▸ WRITTEN PROBLEM: Every record must appear in your copy exactly as written, with no pictures.

◆ ◆ ◆ ◆ ◆ ◆ ◆

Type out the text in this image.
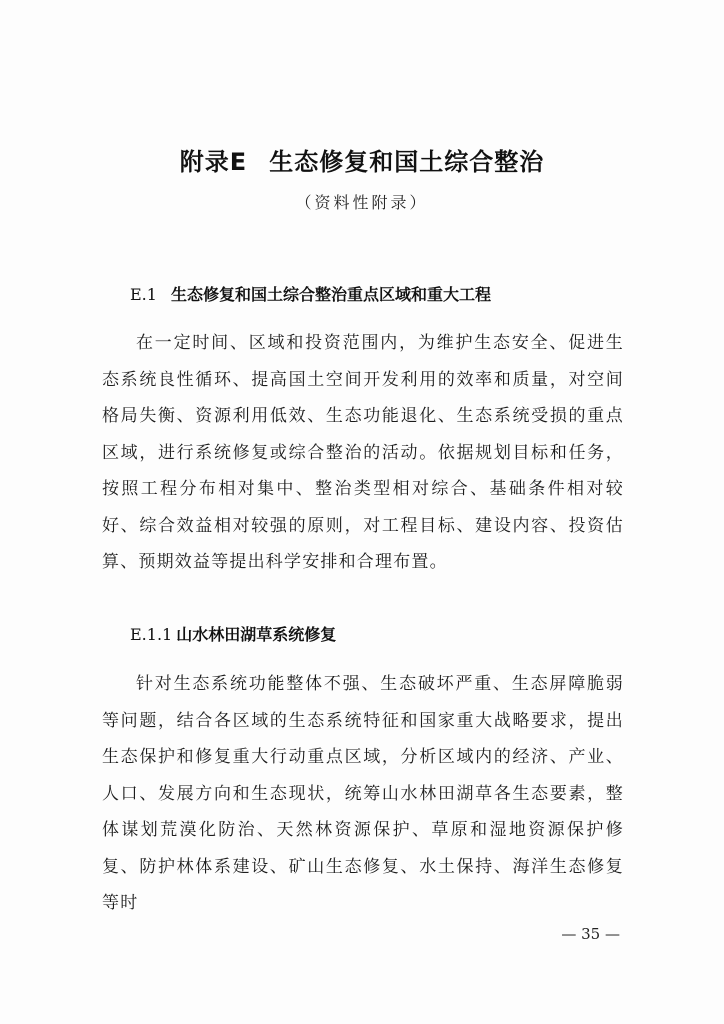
附录E 生态修复和国土综合整治
（资料性附录）
E.1 生态修复和国土综合整治重点区域和重大工程

在一定时间、区域和投资范围内，为维护生态安全、促进生态系统良性循环、提高国土空间开发利用的效率和质量，对空间格局失衡、资源利用低效、生态功能退化、生态系统受损的重点区域，进行系统修复或综合整治的活动。依据规划目标和任务，按照工程分布相对集中、整治类型相对综合、基础条件相对较好、综合效益相对较强的原则，对工程目标、建设内容、投资估算、预期效益等提出科学安排和合理布置。

E.1.1 山水林田湖草系统修复

针对生态系统功能整体不强、生态破坏严重、生态屏障脆弱等问题，结合各区域的生态系统特征和国家重大战略要求，提出生态保护和修复重大行动重点区域，分析区域内的经济、产业、人口、发展方向和生态现状，统筹山水林田湖草各生态要素，整体谋划荒漠化防治、天然林资源保护、草原和湿地资源保护修复、防护林体系建设、矿山生态修复、水土保持、海洋生态修复等时

— 35 —
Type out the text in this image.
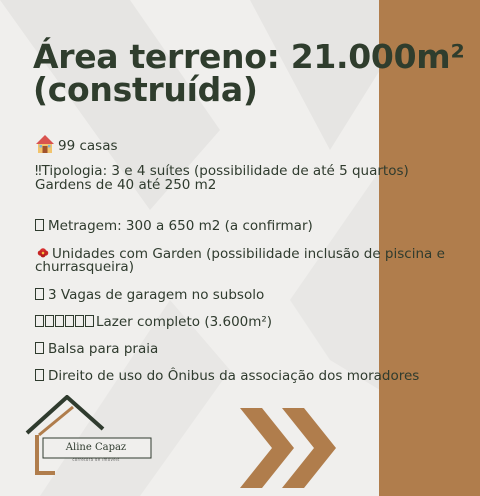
Área terreno: 21.000m² (construída)
99 casas
‼Tipologia: 3 e 4 suítes (possibilidade de até 5 quartos)
Gardens de 40 até 250 m2
Metragem: 300 a 650 m2 (a confirmar)
Unidades com Garden (possibilidade inclusão de piscina e
churrasqueira)
3 Vagas de garagem no subsolo
Lazer completo (3.600m²)
Balsa para praia
Direito de uso do Ônibus da associação dos moradores
Aline Capaz
corretora de imóveis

◆ ◆ ◆ ◆ ◆ ◆ ◆

▸ EXERCISE OUTPUT:
Type out the text in this image.
附录E 生态修复和国土综合整治
（资料性附录）
E.1 生态修复和国土综合整治重点区域和重大工程

在一定时间、区域和投资范围内，为维护生态安全、促进生态系统良性循环、提高国土空间开发利用的效率和质量，对空间格局失衡、资源利用低效、生态功能退化、生态系统受损的重点区域，进行系统修复或综合整治的活动。依据规划目标和任务，按照工程分布相对集中、整治类型相对综合、基础条件相对较好、综合效益相对较强的原则，对工程目标、建设内容、投资估算、预期效益等提出科学安排和合理布置。

E.1.1 山水林田湖草系统修复

针对生态系统功能整体不强、生态破坏严重、生态屏障脆弱等问题，结合各区域的生态系统特征和国家重大战略要求，提出生态保护和修复重大行动重点区域，分析区域内的经济、产业、人口、发展方向和生态现状，统筹山水林田湖草各生态要素，整体谋划荒漠化防治、天然林资源保护、草原和湿地资源保护修复、防护林体系建设、矿山生态修复、水土保持、海洋生态修复等时

— 35 —
Type out the text in this image.
Área terreno: 21.000m² (construída)
99 casas
‼Tipologia: 3 e 4 suítes (possibilidade de até 5 quartos)
Gardens de 40 até 250 m2
Metragem: 300 a 650 m2 (a confirmar)
Unidades com Garden (possibilidade inclusão de piscina e
churrasqueira)
3 Vagas de garagem no subsolo
Lazer completo (3.600m²)
Balsa para praia
Direito de uso do Ônibus da associação dos moradores
Aline Capaz
corretora de imóveis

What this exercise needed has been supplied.